Data:
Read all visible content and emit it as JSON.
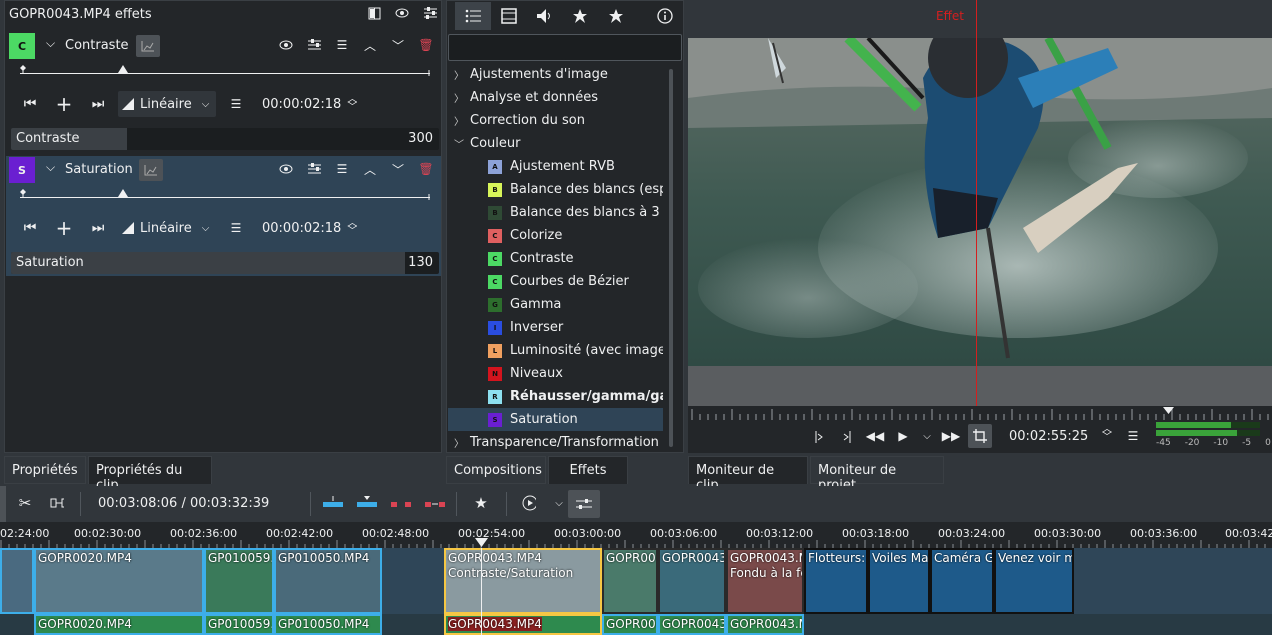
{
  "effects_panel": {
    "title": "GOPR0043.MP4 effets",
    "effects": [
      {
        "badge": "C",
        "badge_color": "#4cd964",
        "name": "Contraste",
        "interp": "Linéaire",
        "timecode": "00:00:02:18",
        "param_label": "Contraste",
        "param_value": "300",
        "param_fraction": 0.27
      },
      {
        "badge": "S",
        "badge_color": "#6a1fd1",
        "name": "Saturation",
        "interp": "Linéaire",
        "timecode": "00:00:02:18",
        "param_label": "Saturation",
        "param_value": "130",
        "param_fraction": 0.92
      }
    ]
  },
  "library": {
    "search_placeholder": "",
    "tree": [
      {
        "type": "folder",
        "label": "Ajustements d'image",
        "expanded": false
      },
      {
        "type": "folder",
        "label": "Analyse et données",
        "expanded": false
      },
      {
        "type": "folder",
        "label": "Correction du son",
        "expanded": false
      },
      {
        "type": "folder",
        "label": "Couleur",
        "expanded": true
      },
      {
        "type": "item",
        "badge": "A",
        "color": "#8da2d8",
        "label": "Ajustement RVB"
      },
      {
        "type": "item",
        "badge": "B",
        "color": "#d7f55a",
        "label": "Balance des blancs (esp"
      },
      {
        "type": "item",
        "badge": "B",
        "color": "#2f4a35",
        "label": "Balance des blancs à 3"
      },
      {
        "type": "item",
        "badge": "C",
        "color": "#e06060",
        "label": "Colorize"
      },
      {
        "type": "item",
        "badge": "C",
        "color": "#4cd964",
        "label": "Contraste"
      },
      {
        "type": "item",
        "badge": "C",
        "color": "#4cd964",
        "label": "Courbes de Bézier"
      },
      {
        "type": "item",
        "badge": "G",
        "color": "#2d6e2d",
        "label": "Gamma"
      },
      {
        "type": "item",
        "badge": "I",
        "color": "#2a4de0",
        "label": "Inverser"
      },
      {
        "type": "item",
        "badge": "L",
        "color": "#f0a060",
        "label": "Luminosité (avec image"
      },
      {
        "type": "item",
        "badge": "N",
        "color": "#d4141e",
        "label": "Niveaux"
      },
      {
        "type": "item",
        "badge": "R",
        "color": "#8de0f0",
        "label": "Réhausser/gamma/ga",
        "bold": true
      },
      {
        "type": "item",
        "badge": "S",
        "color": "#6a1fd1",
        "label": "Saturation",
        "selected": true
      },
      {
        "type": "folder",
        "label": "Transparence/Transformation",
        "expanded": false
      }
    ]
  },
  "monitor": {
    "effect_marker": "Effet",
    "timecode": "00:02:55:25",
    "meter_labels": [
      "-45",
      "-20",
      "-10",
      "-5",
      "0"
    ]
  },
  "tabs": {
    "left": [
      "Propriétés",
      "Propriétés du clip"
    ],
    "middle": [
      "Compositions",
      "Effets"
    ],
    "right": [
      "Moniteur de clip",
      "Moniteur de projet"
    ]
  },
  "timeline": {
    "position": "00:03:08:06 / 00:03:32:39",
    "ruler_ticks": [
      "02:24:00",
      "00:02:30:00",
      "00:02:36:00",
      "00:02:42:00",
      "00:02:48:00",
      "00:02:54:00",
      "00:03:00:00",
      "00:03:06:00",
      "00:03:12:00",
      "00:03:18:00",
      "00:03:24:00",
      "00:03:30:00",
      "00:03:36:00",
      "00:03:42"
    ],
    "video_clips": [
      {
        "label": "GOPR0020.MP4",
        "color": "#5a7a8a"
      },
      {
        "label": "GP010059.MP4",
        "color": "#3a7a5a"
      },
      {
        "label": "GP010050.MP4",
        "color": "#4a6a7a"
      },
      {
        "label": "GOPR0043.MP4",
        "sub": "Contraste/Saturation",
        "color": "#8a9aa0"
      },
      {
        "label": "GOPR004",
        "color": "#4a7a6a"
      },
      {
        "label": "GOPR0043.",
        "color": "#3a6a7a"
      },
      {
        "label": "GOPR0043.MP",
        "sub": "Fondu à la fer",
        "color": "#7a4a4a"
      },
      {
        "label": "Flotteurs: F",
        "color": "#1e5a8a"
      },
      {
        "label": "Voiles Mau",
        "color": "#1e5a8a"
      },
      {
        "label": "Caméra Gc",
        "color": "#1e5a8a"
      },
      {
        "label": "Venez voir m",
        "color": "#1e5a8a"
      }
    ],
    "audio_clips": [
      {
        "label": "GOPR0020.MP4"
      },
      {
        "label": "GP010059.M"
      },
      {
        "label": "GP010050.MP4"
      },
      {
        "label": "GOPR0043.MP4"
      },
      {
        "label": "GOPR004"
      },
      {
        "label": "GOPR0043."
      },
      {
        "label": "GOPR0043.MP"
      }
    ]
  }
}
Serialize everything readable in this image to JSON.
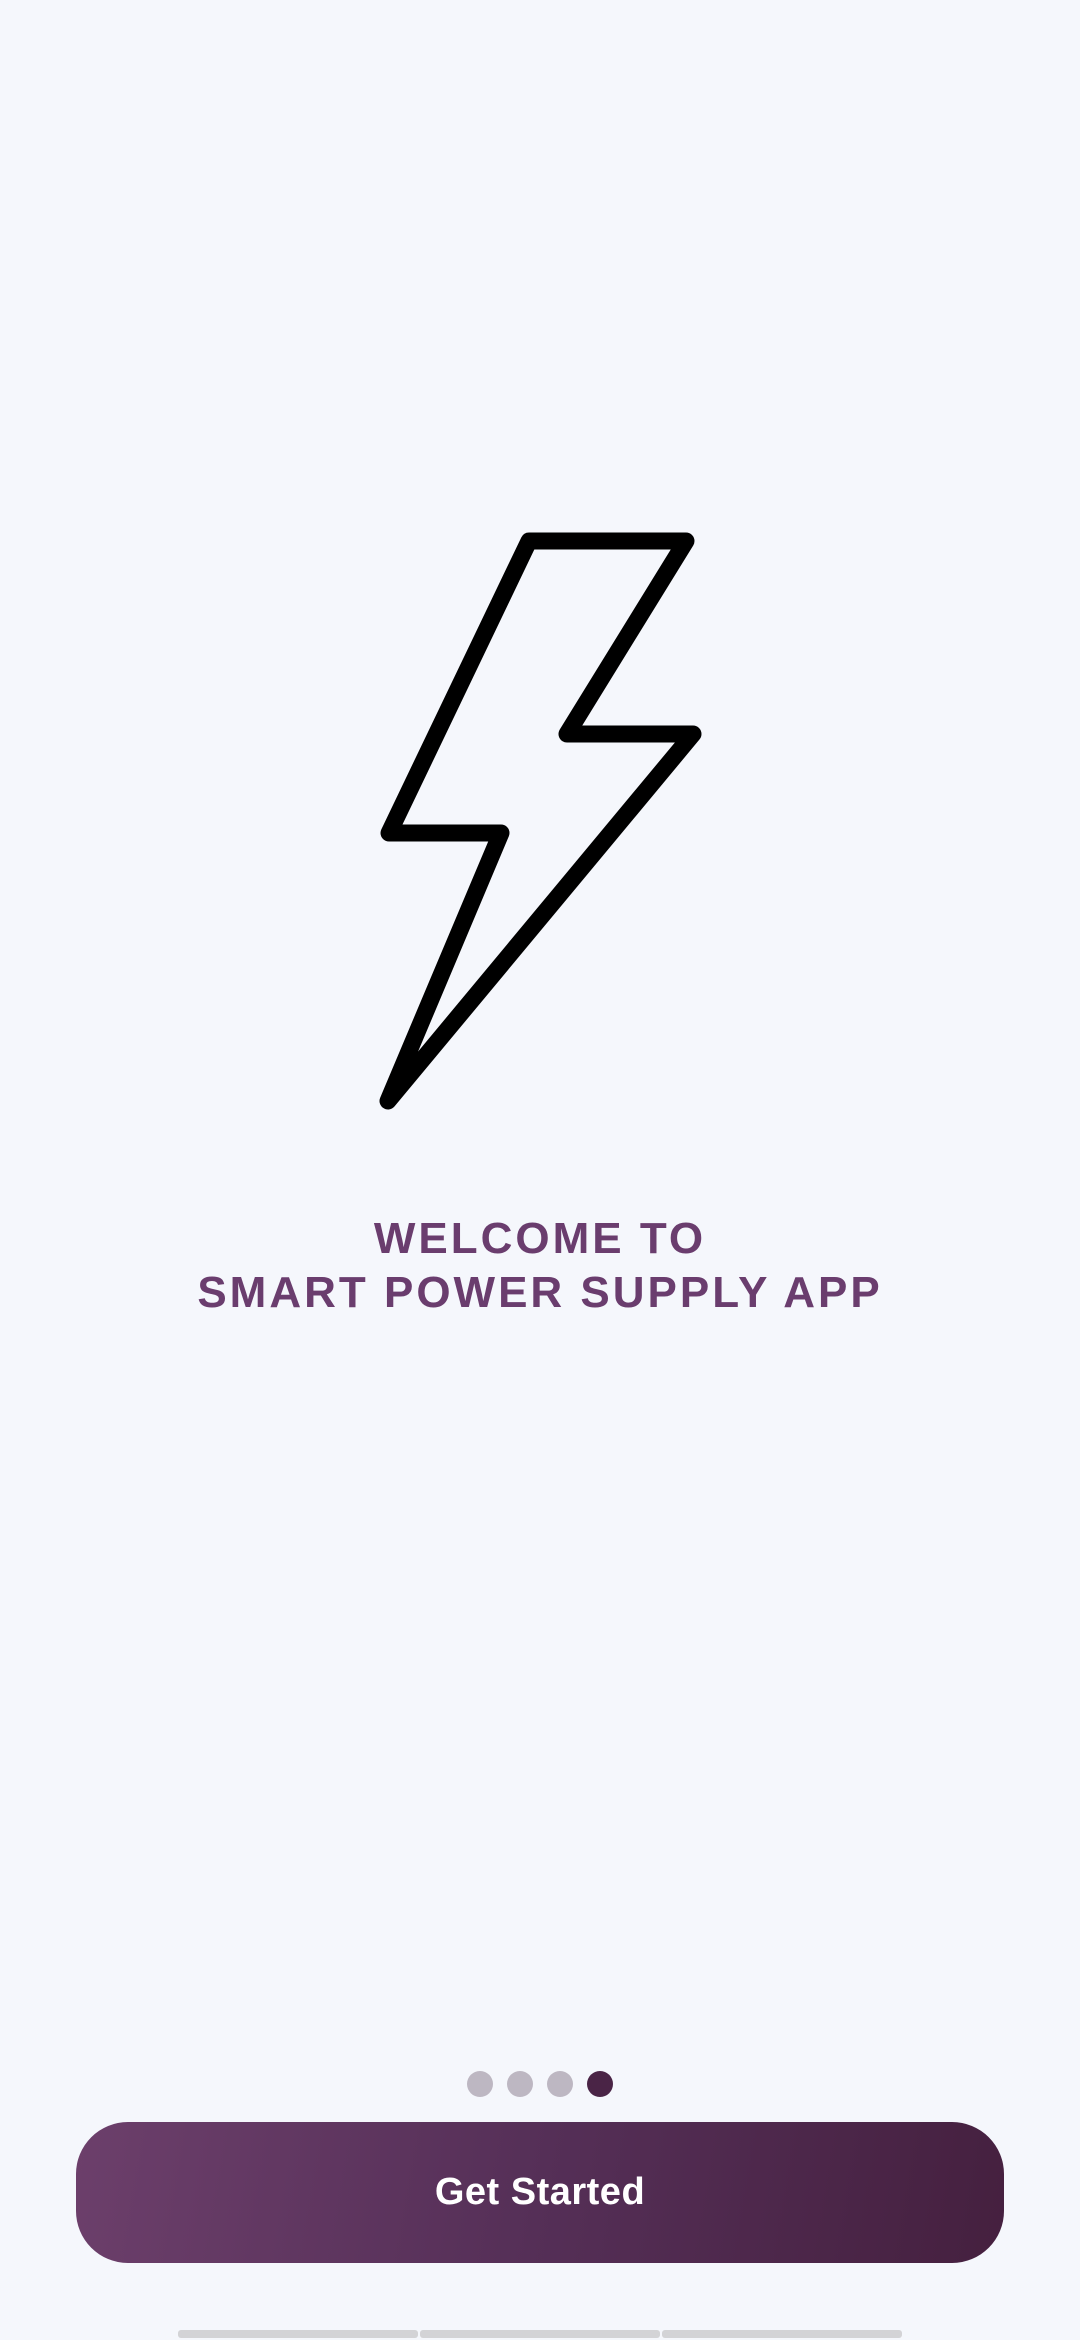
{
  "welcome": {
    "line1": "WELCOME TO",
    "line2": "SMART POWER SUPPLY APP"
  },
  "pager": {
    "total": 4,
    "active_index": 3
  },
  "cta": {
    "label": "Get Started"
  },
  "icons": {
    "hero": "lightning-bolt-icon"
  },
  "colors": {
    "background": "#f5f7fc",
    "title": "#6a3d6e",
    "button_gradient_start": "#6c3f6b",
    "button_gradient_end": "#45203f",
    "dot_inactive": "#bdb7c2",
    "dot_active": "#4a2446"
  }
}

Exercise prompt: From the listing above, pick out each line where the word "Balance" appears.

Full solution:
        "label": "Balance des blancs (esp"
        "label": "Balance des blancs à 3"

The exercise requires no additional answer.